Exercise instructions —
Show every line of the records below that contains the word "only".

A block of data:
--
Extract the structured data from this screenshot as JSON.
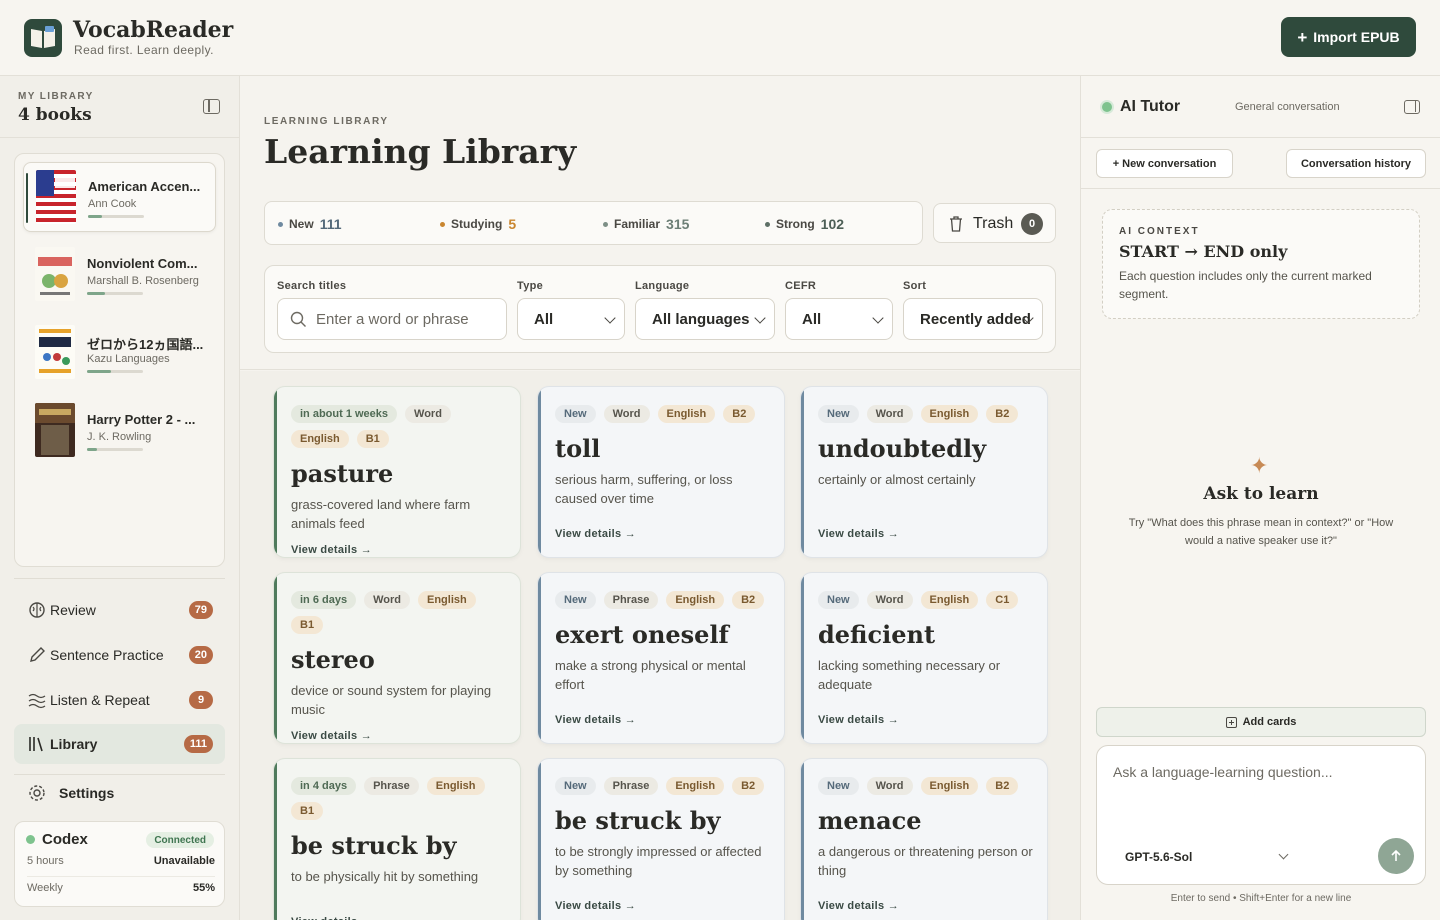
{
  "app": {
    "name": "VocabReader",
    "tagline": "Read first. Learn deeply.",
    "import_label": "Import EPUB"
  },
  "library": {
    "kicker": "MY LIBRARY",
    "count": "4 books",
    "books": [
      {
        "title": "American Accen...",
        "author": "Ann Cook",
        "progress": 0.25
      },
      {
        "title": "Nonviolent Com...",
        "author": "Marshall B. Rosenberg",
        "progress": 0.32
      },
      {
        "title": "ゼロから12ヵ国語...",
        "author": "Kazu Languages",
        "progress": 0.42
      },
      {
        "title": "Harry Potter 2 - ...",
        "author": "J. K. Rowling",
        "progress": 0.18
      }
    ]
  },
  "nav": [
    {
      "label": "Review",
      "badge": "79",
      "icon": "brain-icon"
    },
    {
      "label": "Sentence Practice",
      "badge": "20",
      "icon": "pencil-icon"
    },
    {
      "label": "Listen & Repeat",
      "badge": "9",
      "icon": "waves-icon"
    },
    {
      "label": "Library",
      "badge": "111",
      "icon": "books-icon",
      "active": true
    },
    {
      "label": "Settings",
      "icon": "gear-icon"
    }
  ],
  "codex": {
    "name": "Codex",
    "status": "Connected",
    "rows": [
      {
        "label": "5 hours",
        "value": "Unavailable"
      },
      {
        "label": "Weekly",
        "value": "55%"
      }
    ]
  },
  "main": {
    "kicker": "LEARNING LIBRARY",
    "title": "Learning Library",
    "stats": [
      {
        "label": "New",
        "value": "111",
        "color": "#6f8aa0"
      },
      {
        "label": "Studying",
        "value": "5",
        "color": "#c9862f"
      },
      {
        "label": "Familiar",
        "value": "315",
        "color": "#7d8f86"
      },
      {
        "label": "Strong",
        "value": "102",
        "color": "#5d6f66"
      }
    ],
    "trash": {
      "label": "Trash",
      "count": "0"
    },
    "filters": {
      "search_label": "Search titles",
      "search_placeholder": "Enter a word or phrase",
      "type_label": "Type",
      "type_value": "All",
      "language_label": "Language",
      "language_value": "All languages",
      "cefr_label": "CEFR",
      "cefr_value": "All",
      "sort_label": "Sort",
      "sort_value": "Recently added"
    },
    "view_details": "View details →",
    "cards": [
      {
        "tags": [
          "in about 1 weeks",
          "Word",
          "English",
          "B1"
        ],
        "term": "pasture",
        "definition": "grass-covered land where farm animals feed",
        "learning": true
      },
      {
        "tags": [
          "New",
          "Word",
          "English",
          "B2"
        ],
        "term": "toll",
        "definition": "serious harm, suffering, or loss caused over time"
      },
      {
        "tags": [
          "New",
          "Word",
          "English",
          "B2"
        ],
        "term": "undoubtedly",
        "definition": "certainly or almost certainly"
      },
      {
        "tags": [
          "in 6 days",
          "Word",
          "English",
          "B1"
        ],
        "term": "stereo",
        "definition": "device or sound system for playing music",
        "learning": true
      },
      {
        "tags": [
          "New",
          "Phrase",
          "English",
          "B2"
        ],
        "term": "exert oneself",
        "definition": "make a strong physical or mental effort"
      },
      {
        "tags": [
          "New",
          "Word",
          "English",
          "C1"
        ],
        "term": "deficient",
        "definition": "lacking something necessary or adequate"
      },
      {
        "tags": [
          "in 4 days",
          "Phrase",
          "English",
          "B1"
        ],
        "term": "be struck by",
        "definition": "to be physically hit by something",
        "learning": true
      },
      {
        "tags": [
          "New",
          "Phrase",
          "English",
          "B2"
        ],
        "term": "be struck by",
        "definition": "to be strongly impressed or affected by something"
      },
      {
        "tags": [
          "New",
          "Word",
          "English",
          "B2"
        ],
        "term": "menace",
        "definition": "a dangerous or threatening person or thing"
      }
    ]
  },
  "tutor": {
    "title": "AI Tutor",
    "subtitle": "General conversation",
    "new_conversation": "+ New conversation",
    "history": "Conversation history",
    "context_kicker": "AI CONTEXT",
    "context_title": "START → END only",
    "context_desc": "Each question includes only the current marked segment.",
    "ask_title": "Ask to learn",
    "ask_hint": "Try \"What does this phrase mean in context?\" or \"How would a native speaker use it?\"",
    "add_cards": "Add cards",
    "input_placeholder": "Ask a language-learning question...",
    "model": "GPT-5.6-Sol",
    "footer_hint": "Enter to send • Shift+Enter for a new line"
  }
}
--
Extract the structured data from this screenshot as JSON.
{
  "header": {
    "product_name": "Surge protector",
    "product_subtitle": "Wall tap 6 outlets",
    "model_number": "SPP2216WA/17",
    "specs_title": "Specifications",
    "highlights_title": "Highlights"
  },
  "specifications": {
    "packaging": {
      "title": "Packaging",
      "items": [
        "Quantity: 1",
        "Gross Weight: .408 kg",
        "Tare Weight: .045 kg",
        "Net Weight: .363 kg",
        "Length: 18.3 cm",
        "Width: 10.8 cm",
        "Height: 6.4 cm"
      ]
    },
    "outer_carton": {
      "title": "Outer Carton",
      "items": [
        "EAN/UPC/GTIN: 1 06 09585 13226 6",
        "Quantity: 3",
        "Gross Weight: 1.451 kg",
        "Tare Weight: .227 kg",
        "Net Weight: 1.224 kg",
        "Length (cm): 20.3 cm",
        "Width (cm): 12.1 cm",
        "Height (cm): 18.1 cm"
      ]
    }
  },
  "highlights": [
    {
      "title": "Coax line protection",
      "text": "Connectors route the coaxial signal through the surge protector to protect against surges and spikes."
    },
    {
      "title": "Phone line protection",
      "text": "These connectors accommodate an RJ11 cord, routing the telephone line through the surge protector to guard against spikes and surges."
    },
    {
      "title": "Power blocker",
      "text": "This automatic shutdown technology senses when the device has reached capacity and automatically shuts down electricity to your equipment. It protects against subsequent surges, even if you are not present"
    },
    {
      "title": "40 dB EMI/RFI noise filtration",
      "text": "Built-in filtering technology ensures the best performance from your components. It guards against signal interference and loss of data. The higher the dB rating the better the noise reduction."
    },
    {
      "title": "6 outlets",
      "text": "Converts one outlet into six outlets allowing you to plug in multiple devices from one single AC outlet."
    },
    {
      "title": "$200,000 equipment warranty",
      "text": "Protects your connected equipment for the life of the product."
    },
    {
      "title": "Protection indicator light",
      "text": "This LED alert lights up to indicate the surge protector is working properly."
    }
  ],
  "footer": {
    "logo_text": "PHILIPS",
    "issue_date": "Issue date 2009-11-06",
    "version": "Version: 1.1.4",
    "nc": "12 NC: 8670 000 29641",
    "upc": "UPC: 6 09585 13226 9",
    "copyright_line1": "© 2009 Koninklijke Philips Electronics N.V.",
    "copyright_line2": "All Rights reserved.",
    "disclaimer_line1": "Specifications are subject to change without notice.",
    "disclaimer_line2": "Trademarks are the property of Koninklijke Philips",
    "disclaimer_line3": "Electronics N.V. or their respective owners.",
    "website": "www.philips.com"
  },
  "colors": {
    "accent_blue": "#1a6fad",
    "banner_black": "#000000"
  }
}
--
Exercise response —
    "context_title": "START → END only",
    "context_desc": "Each question includes only the current marked segment.",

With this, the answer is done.